(Given information)

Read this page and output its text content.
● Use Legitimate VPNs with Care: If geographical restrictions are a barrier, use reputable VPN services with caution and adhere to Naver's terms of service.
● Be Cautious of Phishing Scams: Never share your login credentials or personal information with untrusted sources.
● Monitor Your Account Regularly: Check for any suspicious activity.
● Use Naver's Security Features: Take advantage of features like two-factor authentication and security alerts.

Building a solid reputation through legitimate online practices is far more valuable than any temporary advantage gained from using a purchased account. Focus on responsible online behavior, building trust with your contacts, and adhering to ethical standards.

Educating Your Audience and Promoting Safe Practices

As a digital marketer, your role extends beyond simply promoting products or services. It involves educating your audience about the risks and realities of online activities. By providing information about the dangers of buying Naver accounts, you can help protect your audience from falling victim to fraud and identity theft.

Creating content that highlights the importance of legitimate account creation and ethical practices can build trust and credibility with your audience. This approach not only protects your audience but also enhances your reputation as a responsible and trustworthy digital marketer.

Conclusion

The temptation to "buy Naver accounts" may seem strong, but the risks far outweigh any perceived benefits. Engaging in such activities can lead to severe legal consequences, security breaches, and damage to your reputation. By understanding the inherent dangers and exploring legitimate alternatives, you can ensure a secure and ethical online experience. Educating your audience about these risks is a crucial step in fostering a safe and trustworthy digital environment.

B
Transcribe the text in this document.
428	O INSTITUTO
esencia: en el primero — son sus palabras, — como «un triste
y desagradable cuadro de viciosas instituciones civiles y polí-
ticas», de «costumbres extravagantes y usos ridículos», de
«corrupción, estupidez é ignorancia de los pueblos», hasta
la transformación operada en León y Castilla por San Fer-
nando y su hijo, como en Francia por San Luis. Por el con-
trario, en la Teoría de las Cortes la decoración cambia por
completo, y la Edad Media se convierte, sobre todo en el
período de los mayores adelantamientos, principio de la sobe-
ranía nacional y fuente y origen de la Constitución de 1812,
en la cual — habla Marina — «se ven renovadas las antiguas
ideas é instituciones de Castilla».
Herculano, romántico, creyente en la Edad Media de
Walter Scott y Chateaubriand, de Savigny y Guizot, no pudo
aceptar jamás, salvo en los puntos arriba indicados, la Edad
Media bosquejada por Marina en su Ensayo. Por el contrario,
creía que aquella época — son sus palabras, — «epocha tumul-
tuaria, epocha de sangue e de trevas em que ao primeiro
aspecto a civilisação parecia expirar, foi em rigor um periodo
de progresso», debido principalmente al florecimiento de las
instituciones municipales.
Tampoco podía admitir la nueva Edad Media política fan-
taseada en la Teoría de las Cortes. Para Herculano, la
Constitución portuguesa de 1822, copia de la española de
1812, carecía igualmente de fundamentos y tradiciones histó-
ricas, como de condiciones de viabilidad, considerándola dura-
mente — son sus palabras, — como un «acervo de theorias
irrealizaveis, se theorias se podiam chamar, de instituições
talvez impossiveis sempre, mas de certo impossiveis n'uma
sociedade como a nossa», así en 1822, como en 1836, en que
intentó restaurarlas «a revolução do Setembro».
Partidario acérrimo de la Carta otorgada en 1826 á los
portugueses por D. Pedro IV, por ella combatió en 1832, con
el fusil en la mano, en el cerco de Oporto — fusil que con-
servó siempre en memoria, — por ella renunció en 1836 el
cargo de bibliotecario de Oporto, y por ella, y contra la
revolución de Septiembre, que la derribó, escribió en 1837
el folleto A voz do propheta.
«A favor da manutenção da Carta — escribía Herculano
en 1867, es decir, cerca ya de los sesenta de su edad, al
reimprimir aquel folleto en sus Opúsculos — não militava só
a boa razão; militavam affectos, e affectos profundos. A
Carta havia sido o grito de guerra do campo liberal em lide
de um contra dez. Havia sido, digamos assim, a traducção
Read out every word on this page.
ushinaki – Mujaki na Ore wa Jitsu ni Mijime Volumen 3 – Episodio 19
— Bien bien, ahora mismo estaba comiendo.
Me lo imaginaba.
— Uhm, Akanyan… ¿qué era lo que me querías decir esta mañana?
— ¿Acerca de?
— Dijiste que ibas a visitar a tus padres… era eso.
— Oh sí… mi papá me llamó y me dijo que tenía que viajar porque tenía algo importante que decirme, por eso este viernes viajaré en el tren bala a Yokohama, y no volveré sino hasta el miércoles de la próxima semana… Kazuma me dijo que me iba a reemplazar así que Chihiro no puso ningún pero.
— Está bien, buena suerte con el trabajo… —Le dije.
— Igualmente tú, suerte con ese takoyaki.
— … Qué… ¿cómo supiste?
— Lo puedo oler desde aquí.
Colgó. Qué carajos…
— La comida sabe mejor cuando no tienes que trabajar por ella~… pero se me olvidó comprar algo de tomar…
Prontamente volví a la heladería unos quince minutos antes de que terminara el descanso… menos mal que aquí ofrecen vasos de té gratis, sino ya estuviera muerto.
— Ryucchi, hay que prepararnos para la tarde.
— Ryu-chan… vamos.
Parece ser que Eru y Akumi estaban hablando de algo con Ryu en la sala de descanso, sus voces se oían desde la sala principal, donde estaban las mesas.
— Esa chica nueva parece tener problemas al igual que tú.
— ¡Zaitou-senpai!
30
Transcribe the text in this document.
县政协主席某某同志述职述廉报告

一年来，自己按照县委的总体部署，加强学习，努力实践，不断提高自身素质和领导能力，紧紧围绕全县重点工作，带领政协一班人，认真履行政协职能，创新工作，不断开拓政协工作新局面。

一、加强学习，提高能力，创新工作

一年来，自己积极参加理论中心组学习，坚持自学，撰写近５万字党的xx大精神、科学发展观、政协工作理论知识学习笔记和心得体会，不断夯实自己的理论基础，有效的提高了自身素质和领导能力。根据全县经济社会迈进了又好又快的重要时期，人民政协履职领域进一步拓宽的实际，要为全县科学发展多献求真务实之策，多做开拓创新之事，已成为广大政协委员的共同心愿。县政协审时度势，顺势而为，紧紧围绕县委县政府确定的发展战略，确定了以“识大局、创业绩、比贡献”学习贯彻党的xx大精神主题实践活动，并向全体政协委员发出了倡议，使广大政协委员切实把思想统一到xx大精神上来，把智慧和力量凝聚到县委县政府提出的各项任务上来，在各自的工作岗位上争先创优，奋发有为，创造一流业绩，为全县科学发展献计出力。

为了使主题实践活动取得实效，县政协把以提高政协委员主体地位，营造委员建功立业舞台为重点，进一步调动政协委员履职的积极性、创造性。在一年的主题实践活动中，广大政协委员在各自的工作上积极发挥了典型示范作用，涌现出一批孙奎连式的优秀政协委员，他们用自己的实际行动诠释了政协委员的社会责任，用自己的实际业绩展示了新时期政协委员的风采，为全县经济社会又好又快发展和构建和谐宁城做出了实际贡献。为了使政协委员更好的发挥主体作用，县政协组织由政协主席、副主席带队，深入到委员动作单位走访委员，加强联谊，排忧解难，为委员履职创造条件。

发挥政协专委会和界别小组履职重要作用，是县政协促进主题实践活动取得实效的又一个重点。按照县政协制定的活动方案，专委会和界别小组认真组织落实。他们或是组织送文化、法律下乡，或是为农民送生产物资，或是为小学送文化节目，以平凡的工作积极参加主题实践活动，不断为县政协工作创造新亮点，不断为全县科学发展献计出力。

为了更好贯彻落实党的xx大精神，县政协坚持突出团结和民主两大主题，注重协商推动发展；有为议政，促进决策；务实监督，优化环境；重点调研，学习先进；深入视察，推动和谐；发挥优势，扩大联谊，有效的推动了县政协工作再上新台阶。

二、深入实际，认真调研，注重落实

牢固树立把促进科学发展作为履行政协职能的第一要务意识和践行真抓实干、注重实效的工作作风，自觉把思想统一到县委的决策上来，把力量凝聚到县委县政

(Problem to solve) Give all of the entries again, word for word.

(Response)
Read this page and output its text content.
● Use Legitimate VPNs with Care: If geographical restrictions are a barrier, use reputable VPN services with caution and adhere to Naver's terms of service.
● Be Cautious of Phishing Scams: Never share your login credentials or personal information with untrusted sources.
● Monitor Your Account Regularly: Check for any suspicious activity.
● Use Naver's Security Features: Take advantage of features like two-factor authentication and security alerts.

Building a solid reputation through legitimate online practices is far more valuable than any temporary advantage gained from using a purchased account. Focus on responsible online behavior, building trust with your contacts, and adhering to ethical standards.

Educating Your Audience and Promoting Safe Practices

As a digital marketer, your role extends beyond simply promoting products or services. It involves educating your audience about the risks and realities of online activities. By providing information about the dangers of buying Naver accounts, you can help protect your audience from falling victim to fraud and identity theft.

Creating content that highlights the importance of legitimate account creation and ethical practices can build trust and credibility with your audience. This approach not only protects your audience but also enhances your reputation as a responsible and trustworthy digital marketer.

Conclusion

The temptation to "buy Naver accounts" may seem strong, but the risks far outweigh any perceived benefits. Engaging in such activities can lead to severe legal consequences, security breaches, and damage to your reputation. By understanding the inherent dangers and exploring legitimate alternatives, you can ensure a secure and ethical online experience. Educating your audience about these risks is a crucial step in fostering a safe and trustworthy digital environment.

B
Transcribe the text in this document.
428	O INSTITUTO
esencia: en el primero — son sus palabras, — como «un triste
y desagradable cuadro de viciosas instituciones civiles y polí-
ticas», de «costumbres extravagantes y usos ridículos», de
«corrupción, estupidez é ignorancia de los pueblos», hasta
la transformación operada en León y Castilla por San Fer-
nando y su hijo, como en Francia por San Luis. Por el con-
trario, en la Teoría de las Cortes la decoración cambia por
completo, y la Edad Media se convierte, sobre todo en el
período de los mayores adelantamientos, principio de la sobe-
ranía nacional y fuente y origen de la Constitución de 1812,
en la cual — habla Marina — «se ven renovadas las antiguas
ideas é instituciones de Castilla».
Herculano, romántico, creyente en la Edad Media de
Walter Scott y Chateaubriand, de Savigny y Guizot, no pudo
aceptar jamás, salvo en los puntos arriba indicados, la Edad
Media bosquejada por Marina en su Ensayo. Por el contrario,
creía que aquella época — son sus palabras, — «epocha tumul-
tuaria, epocha de sangue e de trevas em que ao primeiro
aspecto a civilisação parecia expirar, foi em rigor um periodo
de progresso», debido principalmente al florecimiento de las
instituciones municipales.
Tampoco podía admitir la nueva Edad Media política fan-
taseada en la Teoría de las Cortes. Para Herculano, la
Constitución portuguesa de 1822, copia de la española de
1812, carecía igualmente de fundamentos y tradiciones histó-
ricas, como de condiciones de viabilidad, considerándola dura-
mente — son sus palabras, — como un «acervo de theorias
irrealizaveis, se theorias se podiam chamar, de instituições
talvez impossiveis sempre, mas de certo impossiveis n'uma
sociedade como a nossa», así en 1822, como en 1836, en que
intentó restaurarlas «a revolução do Setembro».
Partidario acérrimo de la Carta otorgada en 1826 á los
portugueses por D. Pedro IV, por ella combatió en 1832, con
el fusil en la mano, en el cerco de Oporto — fusil que con-
servó siempre en memoria, — por ella renunció en 1836 el
cargo de bibliotecario de Oporto, y por ella, y contra la
revolución de Septiembre, que la derribó, escribió en 1837
el folleto A voz do propheta.
«A favor da manutenção da Carta — escribía Herculano
en 1867, es decir, cerca ya de los sesenta de su edad, al
reimprimir aquel folleto en sus Opúsculos — não militava só
a boa razão; militavam affectos, e affectos profundos. A
Carta havia sido o grito de guerra do campo liberal em lide
de um contra dez. Havia sido, digamos assim, a traducção
Read out every word on this page.
ushinaki – Mujaki na Ore wa Jitsu ni Mijime Volumen 3 – Episodio 19
— Bien bien, ahora mismo estaba comiendo.
Me lo imaginaba.
— Uhm, Akanyan… ¿qué era lo que me querías decir esta mañana?
— ¿Acerca de?
— Dijiste que ibas a visitar a tus padres… era eso.
— Oh sí… mi papá me llamó y me dijo que tenía que viajar porque tenía algo importante que decirme, por eso este viernes viajaré en el tren bala a Yokohama, y no volveré sino hasta el miércoles de la próxima semana… Kazuma me dijo que me iba a reemplazar así que Chihiro no puso ningún pero.
— Está bien, buena suerte con el trabajo… —Le dije.
— Igualmente tú, suerte con ese takoyaki.
— … Qué… ¿cómo supiste?
— Lo puedo oler desde aquí.
Colgó. Qué carajos…
— La comida sabe mejor cuando no tienes que trabajar por ella~… pero se me olvidó comprar algo de tomar…
Prontamente volví a la heladería unos quince minutos antes de que terminara el descanso… menos mal que aquí ofrecen vasos de té gratis, sino ya estuviera muerto.
— Ryucchi, hay que prepararnos para la tarde.
— Ryu-chan… vamos.
Parece ser que Eru y Akumi estaban hablando de algo con Ryu en la sala de descanso, sus voces se oían desde la sala principal, donde estaban las mesas.
— Esa chica nueva parece tener problemas al igual que tú.
— ¡Zaitou-senpai!
30
Transcribe the text in this document.
县政协主席某某同志述职述廉报告

一年来，自己按照县委的总体部署，加强学习，努力实践，不断提高自身素质和领导能力，紧紧围绕全县重点工作，带领政协一班人，认真履行政协职能，创新工作，不断开拓政协工作新局面。

一、加强学习，提高能力，创新工作

一年来，自己积极参加理论中心组学习，坚持自学，撰写近５万字党的xx大精神、科学发展观、政协工作理论知识学习笔记和心得体会，不断夯实自己的理论基础，有效的提高了自身素质和领导能力。根据全县经济社会迈进了又好又快的重要时期，人民政协履职领域进一步拓宽的实际，要为全县科学发展多献求真务实之策，多做开拓创新之事，已成为广大政协委员的共同心愿。县政协审时度势，顺势而为，紧紧围绕县委县政府确定的发展战略，确定了以“识大局、创业绩、比贡献”学习贯彻党的xx大精神主题实践活动，并向全体政协委员发出了倡议，使广大政协委员切实把思想统一到xx大精神上来，把智慧和力量凝聚到县委县政府提出的各项任务上来，在各自的工作岗位上争先创优，奋发有为，创造一流业绩，为全县科学发展献计出力。

为了使主题实践活动取得实效，县政协把以提高政协委员主体地位，营造委员建功立业舞台为重点，进一步调动政协委员履职的积极性、创造性。在一年的主题实践活动中，广大政协委员在各自的工作上积极发挥了典型示范作用，涌现出一批孙奎连式的优秀政协委员，他们用自己的实际行动诠释了政协委员的社会责任，用自己的实际业绩展示了新时期政协委员的风采，为全县经济社会又好又快发展和构建和谐宁城做出了实际贡献。为了使政协委员更好的发挥主体作用，县政协组织由政协主席、副主席带队，深入到委员动作单位走访委员，加强联谊，排忧解难，为委员履职创造条件。

发挥政协专委会和界别小组履职重要作用，是县政协促进主题实践活动取得实效的又一个重点。按照县政协制定的活动方案，专委会和界别小组认真组织落实。他们或是组织送文化、法律下乡，或是为农民送生产物资，或是为小学送文化节目，以平凡的工作积极参加主题实践活动，不断为县政协工作创造新亮点，不断为全县科学发展献计出力。

为了更好贯彻落实党的xx大精神，县政协坚持突出团结和民主两大主题，注重协商推动发展；有为议政，促进决策；务实监督，优化环境；重点调研，学习先进；深入视察，推动和谐；发挥优势，扩大联谊，有效的推动了县政协工作再上新台阶。

二、深入实际，认真调研，注重落实

牢固树立把促进科学发展作为履行政协职能的第一要务意识和践行真抓实干、注重实效的工作作风，自觉把思想统一到县委的决策上来，把力量凝聚到县委县政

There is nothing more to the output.